WORK TO BE COMPLETED
Copy each line of the records that contains the word "this".

━━━━━ EXERCISE MATERIAL

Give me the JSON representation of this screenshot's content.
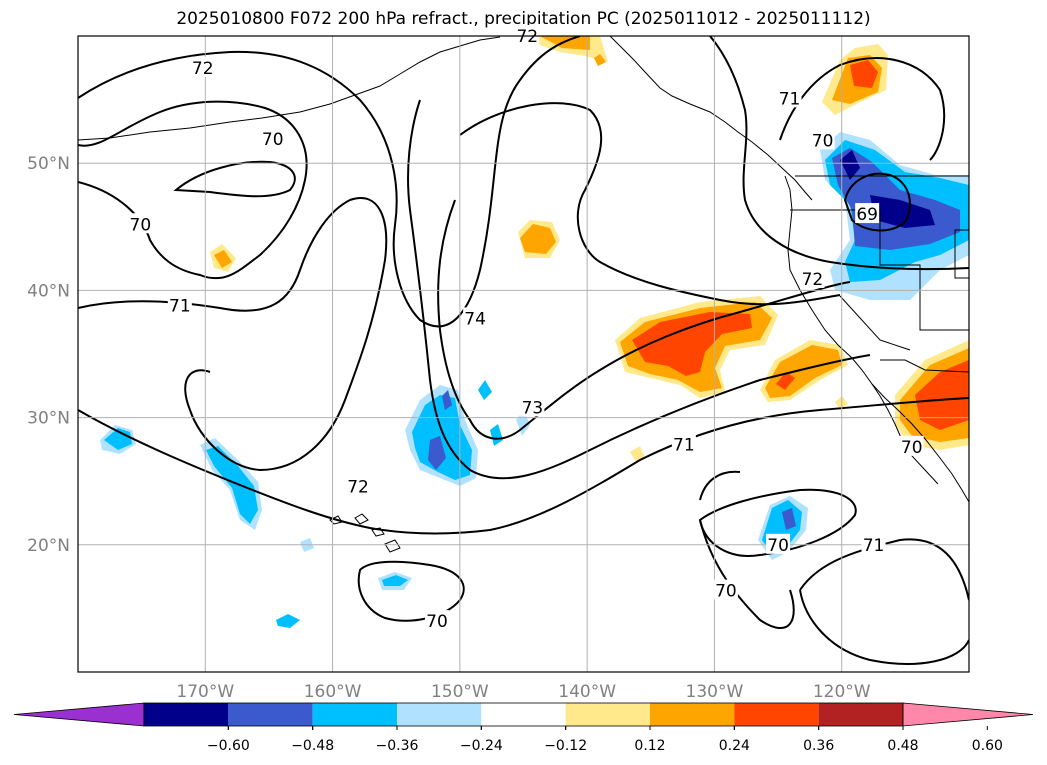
{
  "title": "2025010800 F072 200 hPa refract., precipitation PC (2025011012 - 2025011112)",
  "map": {
    "lon_range": [
      -180,
      -110
    ],
    "lat_range": [
      10,
      60
    ],
    "lat_ticks": [
      {
        "value": 50,
        "label": "50°N"
      },
      {
        "value": 40,
        "label": "40°N"
      },
      {
        "value": 30,
        "label": "30°N"
      },
      {
        "value": 20,
        "label": "20°N"
      }
    ],
    "lon_ticks": [
      {
        "value": -170,
        "label": "170°W"
      },
      {
        "value": -160,
        "label": "160°W"
      },
      {
        "value": -150,
        "label": "150°W"
      },
      {
        "value": -140,
        "label": "140°W"
      },
      {
        "value": -130,
        "label": "130°W"
      },
      {
        "value": -120,
        "label": "120°W"
      }
    ],
    "grid": true,
    "contour_labels": [
      {
        "text": "72",
        "lon": -170.2,
        "lat": 57.5
      },
      {
        "text": "72",
        "lon": -144.7,
        "lat": 60.0
      },
      {
        "text": "70",
        "lon": -164.7,
        "lat": 51.9
      },
      {
        "text": "70",
        "lon": -175.1,
        "lat": 45.2
      },
      {
        "text": "71",
        "lon": -172.0,
        "lat": 38.8
      },
      {
        "text": "74",
        "lon": -148.8,
        "lat": 37.8
      },
      {
        "text": "73",
        "lon": -144.3,
        "lat": 30.8
      },
      {
        "text": "72",
        "lon": -158.0,
        "lat": 24.6
      },
      {
        "text": "70",
        "lon": -151.8,
        "lat": 14.0
      },
      {
        "text": "71",
        "lon": -132.4,
        "lat": 27.9
      },
      {
        "text": "71",
        "lon": -124.1,
        "lat": 55.1
      },
      {
        "text": "70",
        "lon": -121.5,
        "lat": 51.8
      },
      {
        "text": "69",
        "lon": -118.0,
        "lat": 46.0
      },
      {
        "text": "72",
        "lon": -122.3,
        "lat": 40.9
      },
      {
        "text": "70",
        "lon": -125.0,
        "lat": 20.0
      },
      {
        "text": "70",
        "lon": -129.1,
        "lat": 16.4
      },
      {
        "text": "71",
        "lon": -117.5,
        "lat": 20.0
      },
      {
        "text": "70",
        "lon": -114.5,
        "lat": 27.7
      }
    ]
  },
  "colorbar": {
    "levels": [
      -0.6,
      -0.48,
      -0.36,
      -0.24,
      -0.12,
      0.12,
      0.24,
      0.36,
      0.48,
      0.6
    ],
    "tick_labels": [
      "−0.60",
      "−0.48",
      "−0.36",
      "−0.24",
      "−0.12",
      "0.12",
      "0.24",
      "0.36",
      "0.48",
      "0.60"
    ],
    "colors": [
      "#9b30d0",
      "#00008b",
      "#3a5acd",
      "#00bfff",
      "#b0e2ff",
      "#ffffff",
      "#ffe98a",
      "#ffa500",
      "#ff4500",
      "#b22222",
      "#ff88aa"
    ],
    "extend": "both"
  }
}
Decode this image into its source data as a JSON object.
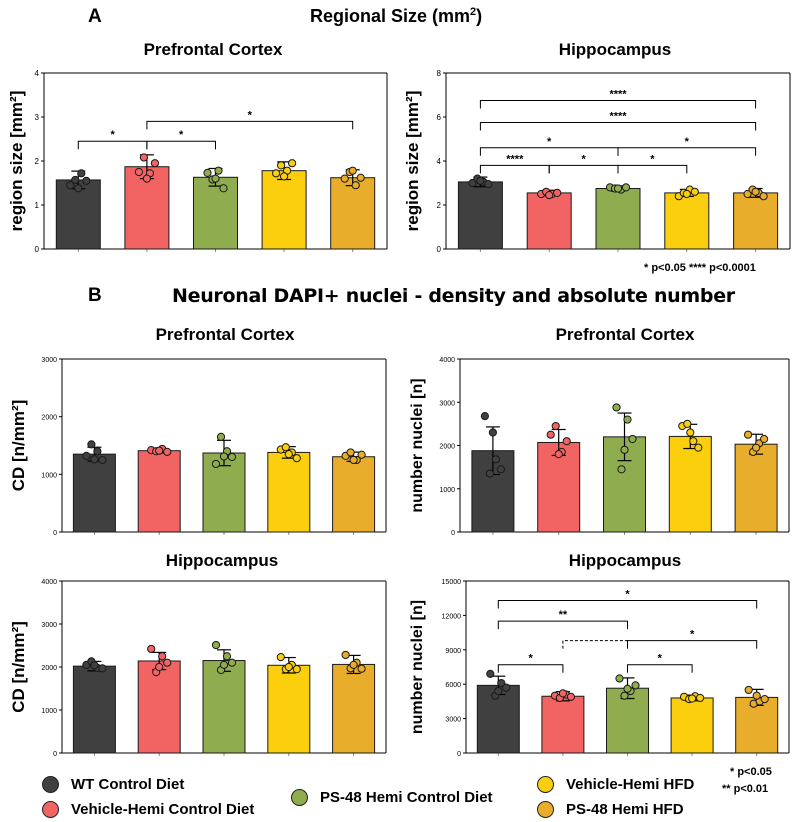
{
  "panel_a": {
    "letter": "A",
    "title": "Regional Size (mm",
    "title_sup": "2",
    "title_end": ")",
    "significance_legend": "*  p<0.05   ****  p<0.0001"
  },
  "panel_b": {
    "letter": "B",
    "title": "Neuronal DAPI+ nuclei - density and absolute number"
  },
  "colors": {
    "wt_control": "#404040",
    "vehicle_hemi_control": "#f26363",
    "ps48_hemi_control": "#8fac4e",
    "vehicle_hemi_hfd": "#fccf0e",
    "ps48_hemi_hfd": "#e8ad2a"
  },
  "legend": {
    "items": [
      {
        "label": "WT Control Diet",
        "color": "#404040"
      },
      {
        "label": "Vehicle-Hemi Control Diet",
        "color": "#f26363"
      },
      {
        "label": "PS-48 Hemi Control Diet",
        "color": "#8fac4e"
      },
      {
        "label": "Vehicle-Hemi HFD",
        "color": "#fccf0e"
      },
      {
        "label": "PS-48 Hemi HFD",
        "color": "#e8ad2a"
      }
    ],
    "sig_1": "*   p<0.05",
    "sig_2": "**   p<0.01"
  },
  "chart_data": [
    {
      "id": "a_pfc",
      "type": "bar",
      "title": "Prefrontal Cortex",
      "ylabel": "region size [mm²]",
      "ylim": [
        0,
        4
      ],
      "yticks": [
        0,
        1,
        2,
        3,
        4
      ],
      "tick_labels": [
        "0",
        "1",
        "2",
        "3",
        "4"
      ],
      "categories": [
        "WT Control Diet",
        "Vehicle-Hemi Control Diet",
        "PS-48 Hemi Control Diet",
        "Vehicle-Hemi HFD",
        "PS-48 Hemi HFD"
      ],
      "values": [
        1.57,
        1.87,
        1.63,
        1.78,
        1.62
      ],
      "errors": [
        0.2,
        0.27,
        0.2,
        0.2,
        0.18
      ],
      "points": [
        [
          1.45,
          1.57,
          1.72,
          1.55,
          1.38
        ],
        [
          1.75,
          2.08,
          1.72,
          1.95,
          1.6
        ],
        [
          1.73,
          1.58,
          1.78,
          1.38,
          1.6
        ],
        [
          1.72,
          1.9,
          1.78,
          1.95,
          1.65
        ],
        [
          1.6,
          1.75,
          1.45,
          1.62,
          1.78
        ]
      ],
      "significance": [
        {
          "from": 0,
          "to": 1,
          "label": "*",
          "y": 2.45
        },
        {
          "from": 1,
          "to": 2,
          "label": "*",
          "y": 2.45
        },
        {
          "from": 1,
          "to": 4,
          "label": "*",
          "y": 2.9
        }
      ]
    },
    {
      "id": "a_hip",
      "type": "bar",
      "title": "Hippocampus",
      "ylabel": "region size [mm²]",
      "ylim": [
        0,
        8
      ],
      "yticks": [
        0,
        2,
        4,
        6,
        8
      ],
      "tick_labels": [
        "0",
        "2",
        "4",
        "6",
        "8"
      ],
      "categories": [
        "WT Control Diet",
        "Vehicle-Hemi Control Diet",
        "PS-48 Hemi Control Diet",
        "Vehicle-Hemi HFD",
        "PS-48 Hemi HFD"
      ],
      "values": [
        3.05,
        2.55,
        2.75,
        2.55,
        2.55
      ],
      "errors": [
        0.22,
        0.12,
        0.12,
        0.16,
        0.2
      ],
      "points": [
        [
          3.0,
          3.2,
          3.05,
          2.95,
          3.1
        ],
        [
          2.5,
          2.6,
          2.5,
          2.55,
          2.45
        ],
        [
          2.8,
          2.75,
          2.7,
          2.8,
          2.75
        ],
        [
          2.4,
          2.55,
          2.7,
          2.6,
          2.5
        ],
        [
          2.5,
          2.7,
          2.55,
          2.4,
          2.6
        ]
      ],
      "significance": [
        {
          "from": 0,
          "to": 1,
          "label": "****",
          "y": 3.8
        },
        {
          "from": 1,
          "to": 2,
          "label": "*",
          "y": 3.8
        },
        {
          "from": 2,
          "to": 3,
          "label": "*",
          "y": 3.8
        },
        {
          "from": 0,
          "to": 2,
          "label": "*",
          "y": 4.6
        },
        {
          "from": 2,
          "to": 4,
          "label": "*",
          "y": 4.6
        },
        {
          "from": 0,
          "to": 4,
          "label": "****",
          "y": 5.75
        },
        {
          "from": 0,
          "to": 4,
          "label": "****",
          "y": 6.75
        }
      ]
    },
    {
      "id": "b_pfc_cd",
      "type": "bar",
      "title": "Prefrontal Cortex",
      "ylabel": "CD [n/mm²]",
      "ylim": [
        0,
        3000
      ],
      "yticks": [
        0,
        1000,
        2000,
        3000
      ],
      "tick_labels": [
        "0",
        "1000",
        "2000",
        "3000"
      ],
      "categories": [
        "WT Control Diet",
        "Vehicle-Hemi Control Diet",
        "PS-48 Hemi Control Diet",
        "Vehicle-Hemi HFD",
        "PS-48 Hemi HFD"
      ],
      "values": [
        1350,
        1410,
        1370,
        1380,
        1305
      ],
      "errors": [
        120,
        40,
        220,
        100,
        80
      ],
      "points": [
        [
          1320,
          1520,
          1400,
          1250,
          1260
        ],
        [
          1420,
          1400,
          1440,
          1390,
          1410
        ],
        [
          1180,
          1650,
          1400,
          1300,
          1310
        ],
        [
          1430,
          1470,
          1380,
          1280,
          1350
        ],
        [
          1320,
          1380,
          1250,
          1340,
          1250
        ]
      ],
      "significance": []
    },
    {
      "id": "b_pfc_n",
      "type": "bar",
      "title": "Prefrontal Cortex",
      "ylabel": "number nuclei [n]",
      "ylim": [
        0,
        4000
      ],
      "yticks": [
        0,
        1000,
        2000,
        3000,
        4000
      ],
      "tick_labels": [
        "0",
        "1000",
        "2000",
        "3000",
        "4000"
      ],
      "categories": [
        "WT Control Diet",
        "Vehicle-Hemi Control Diet",
        "PS-48 Hemi Control Diet",
        "Vehicle-Hemi HFD",
        "PS-48 Hemi HFD"
      ],
      "values": [
        1880,
        2070,
        2200,
        2210,
        2030
      ],
      "errors": [
        550,
        300,
        550,
        280,
        230
      ],
      "points": [
        [
          2680,
          1350,
          1680,
          1450,
          2300
        ],
        [
          2250,
          2450,
          1850,
          2100,
          1800
        ],
        [
          2880,
          1450,
          2600,
          2150,
          1900
        ],
        [
          2450,
          2500,
          2100,
          1950,
          2300
        ],
        [
          2250,
          1850,
          2050,
          2150,
          1950
        ]
      ],
      "significance": []
    },
    {
      "id": "b_hip_cd",
      "type": "bar",
      "title": "Hippocampus",
      "ylabel": "CD [n/mm²]",
      "ylim": [
        0,
        4000
      ],
      "yticks": [
        0,
        1000,
        2000,
        3000,
        4000
      ],
      "tick_labels": [
        "0",
        "1000",
        "2000",
        "3000",
        "4000"
      ],
      "categories": [
        "WT Control Diet",
        "Vehicle-Hemi Control Diet",
        "PS-48 Hemi Control Diet",
        "Vehicle-Hemi HFD",
        "PS-48 Hemi HFD"
      ],
      "values": [
        2020,
        2140,
        2150,
        2040,
        2060
      ],
      "errors": [
        110,
        200,
        250,
        180,
        210
      ],
      "points": [
        [
          2050,
          2130,
          1980,
          1970,
          2040
        ],
        [
          2420,
          1880,
          2250,
          2100,
          2000
        ],
        [
          2510,
          1930,
          2250,
          2100,
          2050
        ],
        [
          2230,
          1950,
          2050,
          1950,
          2000
        ],
        [
          2280,
          1970,
          2100,
          1960,
          2050
        ]
      ],
      "significance": []
    },
    {
      "id": "b_hip_n",
      "type": "bar",
      "title": "Hippocampus",
      "ylabel": "number nuclei [n]",
      "ylim": [
        0,
        15000
      ],
      "yticks": [
        0,
        3000,
        6000,
        9000,
        12000,
        15000
      ],
      "tick_labels": [
        "0",
        "3000",
        "6000",
        "9000",
        "12000",
        "15000"
      ],
      "categories": [
        "WT Control Diet",
        "Vehicle-Hemi Control Diet",
        "PS-48 Hemi Control Diet",
        "Vehicle-Hemi HFD",
        "PS-48 Hemi HFD"
      ],
      "values": [
        5900,
        4950,
        5650,
        4800,
        4850
      ],
      "errors": [
        800,
        400,
        900,
        250,
        700
      ],
      "points": [
        [
          6900,
          5000,
          6100,
          5700,
          5400
        ],
        [
          5000,
          4800,
          5100,
          4900,
          5200
        ],
        [
          6500,
          5000,
          5400,
          5900,
          5600
        ],
        [
          4900,
          4700,
          4950,
          4800,
          4750
        ],
        [
          5500,
          4300,
          4500,
          4700,
          5000
        ]
      ],
      "significance": [
        {
          "from": 0,
          "to": 1,
          "label": "*",
          "y": 7700
        },
        {
          "from": 2,
          "to": 3,
          "label": "*",
          "y": 7700
        },
        {
          "from": 1,
          "to": 2,
          "label": "",
          "y": 9800,
          "dashed": true
        },
        {
          "from": 2,
          "to": 4,
          "label": "*",
          "y": 9800
        },
        {
          "from": 0,
          "to": 2,
          "label": "**",
          "y": 11500
        },
        {
          "from": 0,
          "to": 4,
          "label": "*",
          "y": 13300
        }
      ]
    }
  ]
}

━━━━━━━━━━

THE RESULT
Give me the JSON representation of this screenshot's content.
Decode this image into its source data as a JSON object.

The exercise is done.